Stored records
* * *

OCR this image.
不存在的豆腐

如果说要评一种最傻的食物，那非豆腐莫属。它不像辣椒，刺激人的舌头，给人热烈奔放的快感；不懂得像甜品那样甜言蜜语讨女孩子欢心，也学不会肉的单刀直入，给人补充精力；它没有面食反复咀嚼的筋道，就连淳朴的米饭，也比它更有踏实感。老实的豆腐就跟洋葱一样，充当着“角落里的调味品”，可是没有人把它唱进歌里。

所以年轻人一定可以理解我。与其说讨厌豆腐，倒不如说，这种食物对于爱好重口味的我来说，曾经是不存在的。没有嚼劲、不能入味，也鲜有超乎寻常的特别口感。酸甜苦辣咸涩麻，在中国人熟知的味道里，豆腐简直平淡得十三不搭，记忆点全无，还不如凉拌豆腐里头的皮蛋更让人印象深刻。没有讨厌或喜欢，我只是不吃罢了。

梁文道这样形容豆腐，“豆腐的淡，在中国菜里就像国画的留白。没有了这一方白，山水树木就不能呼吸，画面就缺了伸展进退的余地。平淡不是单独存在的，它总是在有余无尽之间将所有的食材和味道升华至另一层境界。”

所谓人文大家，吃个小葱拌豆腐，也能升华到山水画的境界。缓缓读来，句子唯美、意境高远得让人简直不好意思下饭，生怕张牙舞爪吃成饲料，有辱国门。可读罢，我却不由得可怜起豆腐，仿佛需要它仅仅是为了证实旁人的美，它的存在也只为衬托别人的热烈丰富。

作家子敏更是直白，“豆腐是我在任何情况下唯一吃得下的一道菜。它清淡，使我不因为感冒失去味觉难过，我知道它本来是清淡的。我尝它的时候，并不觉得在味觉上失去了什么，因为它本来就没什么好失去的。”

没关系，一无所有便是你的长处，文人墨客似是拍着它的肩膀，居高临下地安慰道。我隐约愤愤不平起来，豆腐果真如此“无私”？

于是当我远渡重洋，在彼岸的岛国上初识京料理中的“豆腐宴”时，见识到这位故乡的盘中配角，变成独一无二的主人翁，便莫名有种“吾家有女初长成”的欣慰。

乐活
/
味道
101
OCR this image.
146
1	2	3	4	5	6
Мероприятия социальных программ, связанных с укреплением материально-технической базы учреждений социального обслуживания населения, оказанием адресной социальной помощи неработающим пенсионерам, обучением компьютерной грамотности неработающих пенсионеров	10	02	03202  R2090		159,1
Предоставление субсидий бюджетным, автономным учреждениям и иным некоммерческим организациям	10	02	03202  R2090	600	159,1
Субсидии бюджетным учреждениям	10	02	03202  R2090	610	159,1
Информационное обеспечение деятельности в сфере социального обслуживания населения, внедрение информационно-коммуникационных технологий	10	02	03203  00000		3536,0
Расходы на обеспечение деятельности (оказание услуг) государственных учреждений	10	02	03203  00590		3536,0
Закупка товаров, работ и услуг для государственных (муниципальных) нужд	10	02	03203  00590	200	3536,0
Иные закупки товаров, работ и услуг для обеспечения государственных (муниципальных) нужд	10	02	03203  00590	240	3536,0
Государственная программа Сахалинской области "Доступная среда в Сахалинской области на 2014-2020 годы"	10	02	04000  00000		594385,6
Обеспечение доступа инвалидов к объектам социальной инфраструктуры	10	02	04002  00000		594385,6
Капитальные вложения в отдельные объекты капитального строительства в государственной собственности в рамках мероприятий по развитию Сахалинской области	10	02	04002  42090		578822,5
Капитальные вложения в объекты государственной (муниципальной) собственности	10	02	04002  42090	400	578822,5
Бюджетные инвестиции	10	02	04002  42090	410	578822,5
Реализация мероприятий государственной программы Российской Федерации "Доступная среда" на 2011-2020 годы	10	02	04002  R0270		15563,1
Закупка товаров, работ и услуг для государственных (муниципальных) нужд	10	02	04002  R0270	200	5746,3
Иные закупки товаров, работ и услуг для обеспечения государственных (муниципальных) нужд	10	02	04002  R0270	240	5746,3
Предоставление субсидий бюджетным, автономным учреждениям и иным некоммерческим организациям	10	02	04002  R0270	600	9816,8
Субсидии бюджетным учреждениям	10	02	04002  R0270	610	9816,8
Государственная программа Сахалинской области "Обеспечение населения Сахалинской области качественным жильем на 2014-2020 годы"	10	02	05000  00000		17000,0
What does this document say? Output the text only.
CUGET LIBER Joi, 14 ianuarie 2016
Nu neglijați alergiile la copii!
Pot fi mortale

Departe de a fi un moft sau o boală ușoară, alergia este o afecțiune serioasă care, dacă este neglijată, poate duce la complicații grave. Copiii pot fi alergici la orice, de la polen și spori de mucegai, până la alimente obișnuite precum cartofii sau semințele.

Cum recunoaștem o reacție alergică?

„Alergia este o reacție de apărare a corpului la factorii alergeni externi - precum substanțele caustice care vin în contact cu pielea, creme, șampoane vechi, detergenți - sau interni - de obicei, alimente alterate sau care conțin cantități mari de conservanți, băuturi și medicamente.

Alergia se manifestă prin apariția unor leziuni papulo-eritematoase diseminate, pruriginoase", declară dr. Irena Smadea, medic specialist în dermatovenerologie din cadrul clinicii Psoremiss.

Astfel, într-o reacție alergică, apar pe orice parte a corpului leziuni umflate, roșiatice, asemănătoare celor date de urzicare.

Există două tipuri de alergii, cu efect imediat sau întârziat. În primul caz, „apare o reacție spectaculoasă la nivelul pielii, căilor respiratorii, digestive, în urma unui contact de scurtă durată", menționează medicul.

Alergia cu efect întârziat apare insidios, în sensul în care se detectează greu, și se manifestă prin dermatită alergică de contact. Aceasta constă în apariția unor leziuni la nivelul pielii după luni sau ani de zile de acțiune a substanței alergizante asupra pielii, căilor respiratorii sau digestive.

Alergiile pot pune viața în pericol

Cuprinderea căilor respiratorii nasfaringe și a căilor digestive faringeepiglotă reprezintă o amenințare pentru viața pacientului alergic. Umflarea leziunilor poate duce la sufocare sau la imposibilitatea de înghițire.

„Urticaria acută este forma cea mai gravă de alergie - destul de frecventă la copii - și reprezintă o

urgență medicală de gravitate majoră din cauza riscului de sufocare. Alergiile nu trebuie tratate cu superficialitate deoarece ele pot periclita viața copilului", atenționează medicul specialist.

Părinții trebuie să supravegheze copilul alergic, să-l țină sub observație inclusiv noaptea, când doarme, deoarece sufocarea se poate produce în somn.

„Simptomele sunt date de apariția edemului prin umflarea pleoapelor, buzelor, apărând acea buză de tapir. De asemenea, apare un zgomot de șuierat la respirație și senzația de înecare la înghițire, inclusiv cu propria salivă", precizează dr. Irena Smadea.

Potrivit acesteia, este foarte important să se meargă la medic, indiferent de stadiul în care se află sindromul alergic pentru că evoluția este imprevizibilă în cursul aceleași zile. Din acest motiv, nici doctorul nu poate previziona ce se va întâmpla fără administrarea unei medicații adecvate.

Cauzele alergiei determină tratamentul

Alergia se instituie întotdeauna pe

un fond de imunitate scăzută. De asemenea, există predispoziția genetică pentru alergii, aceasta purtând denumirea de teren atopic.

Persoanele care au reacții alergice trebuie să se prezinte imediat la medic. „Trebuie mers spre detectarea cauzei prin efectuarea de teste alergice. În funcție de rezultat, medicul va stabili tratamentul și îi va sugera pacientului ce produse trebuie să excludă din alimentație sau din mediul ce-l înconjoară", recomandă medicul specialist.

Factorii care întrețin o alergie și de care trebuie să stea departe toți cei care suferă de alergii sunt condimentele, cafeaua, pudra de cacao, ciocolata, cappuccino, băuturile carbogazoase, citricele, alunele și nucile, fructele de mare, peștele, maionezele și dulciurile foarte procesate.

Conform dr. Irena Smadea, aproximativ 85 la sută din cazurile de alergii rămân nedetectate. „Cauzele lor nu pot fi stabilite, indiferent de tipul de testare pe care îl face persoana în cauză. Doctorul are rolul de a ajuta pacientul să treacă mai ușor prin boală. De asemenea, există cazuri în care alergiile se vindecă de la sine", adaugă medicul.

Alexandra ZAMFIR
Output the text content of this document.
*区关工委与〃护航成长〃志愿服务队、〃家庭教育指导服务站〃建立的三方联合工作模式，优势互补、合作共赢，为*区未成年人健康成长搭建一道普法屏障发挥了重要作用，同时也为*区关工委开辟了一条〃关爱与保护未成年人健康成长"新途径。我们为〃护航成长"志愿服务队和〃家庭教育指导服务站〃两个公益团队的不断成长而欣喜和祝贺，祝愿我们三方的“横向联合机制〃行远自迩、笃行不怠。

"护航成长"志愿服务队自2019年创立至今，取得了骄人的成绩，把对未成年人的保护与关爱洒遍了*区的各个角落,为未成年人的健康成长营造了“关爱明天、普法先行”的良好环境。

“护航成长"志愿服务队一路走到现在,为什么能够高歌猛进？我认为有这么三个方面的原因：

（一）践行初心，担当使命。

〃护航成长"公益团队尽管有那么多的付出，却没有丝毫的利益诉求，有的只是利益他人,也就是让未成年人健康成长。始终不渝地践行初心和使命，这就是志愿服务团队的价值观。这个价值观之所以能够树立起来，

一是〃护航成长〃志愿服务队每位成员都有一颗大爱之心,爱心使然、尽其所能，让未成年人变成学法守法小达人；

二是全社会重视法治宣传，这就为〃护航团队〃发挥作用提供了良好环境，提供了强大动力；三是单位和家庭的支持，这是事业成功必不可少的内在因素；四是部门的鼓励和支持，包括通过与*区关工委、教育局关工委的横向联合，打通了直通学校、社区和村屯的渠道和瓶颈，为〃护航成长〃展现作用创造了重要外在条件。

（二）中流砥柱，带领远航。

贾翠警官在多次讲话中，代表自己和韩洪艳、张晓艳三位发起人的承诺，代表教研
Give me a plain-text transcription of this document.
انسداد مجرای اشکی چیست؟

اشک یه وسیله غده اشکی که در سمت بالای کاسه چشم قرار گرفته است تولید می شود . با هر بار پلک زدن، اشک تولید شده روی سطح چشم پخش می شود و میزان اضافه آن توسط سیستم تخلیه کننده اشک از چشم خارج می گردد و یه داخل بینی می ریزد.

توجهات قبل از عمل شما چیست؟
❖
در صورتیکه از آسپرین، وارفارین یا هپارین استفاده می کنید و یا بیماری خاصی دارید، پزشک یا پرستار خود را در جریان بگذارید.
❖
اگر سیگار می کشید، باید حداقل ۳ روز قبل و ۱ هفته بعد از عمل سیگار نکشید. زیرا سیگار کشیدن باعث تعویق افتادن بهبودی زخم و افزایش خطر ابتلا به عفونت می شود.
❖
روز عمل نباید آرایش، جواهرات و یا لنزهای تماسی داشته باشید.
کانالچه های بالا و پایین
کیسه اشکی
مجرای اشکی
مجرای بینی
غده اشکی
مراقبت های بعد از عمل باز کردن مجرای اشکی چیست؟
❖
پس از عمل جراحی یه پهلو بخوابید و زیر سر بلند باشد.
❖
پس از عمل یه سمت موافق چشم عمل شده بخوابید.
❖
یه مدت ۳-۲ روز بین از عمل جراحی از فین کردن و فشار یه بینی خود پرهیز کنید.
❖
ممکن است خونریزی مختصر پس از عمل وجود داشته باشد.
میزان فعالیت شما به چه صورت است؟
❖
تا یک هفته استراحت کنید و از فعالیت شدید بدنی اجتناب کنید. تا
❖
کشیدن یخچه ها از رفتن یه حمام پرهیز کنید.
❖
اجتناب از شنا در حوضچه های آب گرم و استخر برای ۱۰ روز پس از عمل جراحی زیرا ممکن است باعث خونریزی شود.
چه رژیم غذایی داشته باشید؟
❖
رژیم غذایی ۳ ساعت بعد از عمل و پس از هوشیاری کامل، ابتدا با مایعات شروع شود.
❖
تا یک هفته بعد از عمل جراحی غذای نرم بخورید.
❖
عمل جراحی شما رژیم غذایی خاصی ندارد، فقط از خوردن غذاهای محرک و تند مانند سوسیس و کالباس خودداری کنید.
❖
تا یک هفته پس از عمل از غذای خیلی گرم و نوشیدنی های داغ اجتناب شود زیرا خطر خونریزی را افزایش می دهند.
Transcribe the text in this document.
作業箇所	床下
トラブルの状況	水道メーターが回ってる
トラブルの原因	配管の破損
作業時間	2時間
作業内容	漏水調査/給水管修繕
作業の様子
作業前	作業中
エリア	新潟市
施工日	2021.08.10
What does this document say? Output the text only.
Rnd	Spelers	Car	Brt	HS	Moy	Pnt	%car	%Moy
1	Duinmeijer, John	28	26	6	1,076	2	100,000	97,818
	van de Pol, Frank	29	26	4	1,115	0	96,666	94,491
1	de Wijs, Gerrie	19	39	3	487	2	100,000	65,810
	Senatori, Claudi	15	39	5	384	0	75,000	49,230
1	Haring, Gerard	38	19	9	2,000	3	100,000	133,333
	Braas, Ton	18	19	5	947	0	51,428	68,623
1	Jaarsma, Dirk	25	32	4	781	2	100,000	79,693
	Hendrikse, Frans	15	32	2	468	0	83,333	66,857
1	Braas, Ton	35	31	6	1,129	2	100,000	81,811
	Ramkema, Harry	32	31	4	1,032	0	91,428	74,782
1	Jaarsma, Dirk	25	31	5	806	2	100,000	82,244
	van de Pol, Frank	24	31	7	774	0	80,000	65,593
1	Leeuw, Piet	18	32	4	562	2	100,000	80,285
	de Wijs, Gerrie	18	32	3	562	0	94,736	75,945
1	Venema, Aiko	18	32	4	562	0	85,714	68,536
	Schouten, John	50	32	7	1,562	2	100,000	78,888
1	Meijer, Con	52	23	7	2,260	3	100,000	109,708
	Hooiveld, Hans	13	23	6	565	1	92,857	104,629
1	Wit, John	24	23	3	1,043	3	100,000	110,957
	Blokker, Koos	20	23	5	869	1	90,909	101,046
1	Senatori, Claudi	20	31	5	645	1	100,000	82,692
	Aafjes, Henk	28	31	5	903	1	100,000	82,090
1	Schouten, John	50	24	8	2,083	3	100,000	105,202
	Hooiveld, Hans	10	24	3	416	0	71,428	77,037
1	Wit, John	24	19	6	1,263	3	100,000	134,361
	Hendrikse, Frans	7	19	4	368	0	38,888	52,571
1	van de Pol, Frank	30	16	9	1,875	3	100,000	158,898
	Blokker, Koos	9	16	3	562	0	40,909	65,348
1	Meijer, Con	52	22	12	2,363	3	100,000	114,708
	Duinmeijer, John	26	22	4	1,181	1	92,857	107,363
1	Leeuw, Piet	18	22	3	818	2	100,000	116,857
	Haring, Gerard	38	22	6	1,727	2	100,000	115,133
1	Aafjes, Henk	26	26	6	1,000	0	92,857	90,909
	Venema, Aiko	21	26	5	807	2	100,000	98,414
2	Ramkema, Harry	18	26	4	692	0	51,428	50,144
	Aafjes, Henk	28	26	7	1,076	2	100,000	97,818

* * *

Extract all lines of the records above that include "Доступная".

Государственная программа Сахалинской области "Доступная среда в Сахалинской области на 2014-2020 годы"	10	02	04000  00000		594385,6
Реализация мероприятий государственной программы Российской Федерации "Доступная среда" на 2011-2020 годы	10	02	04002  R0270		15563,1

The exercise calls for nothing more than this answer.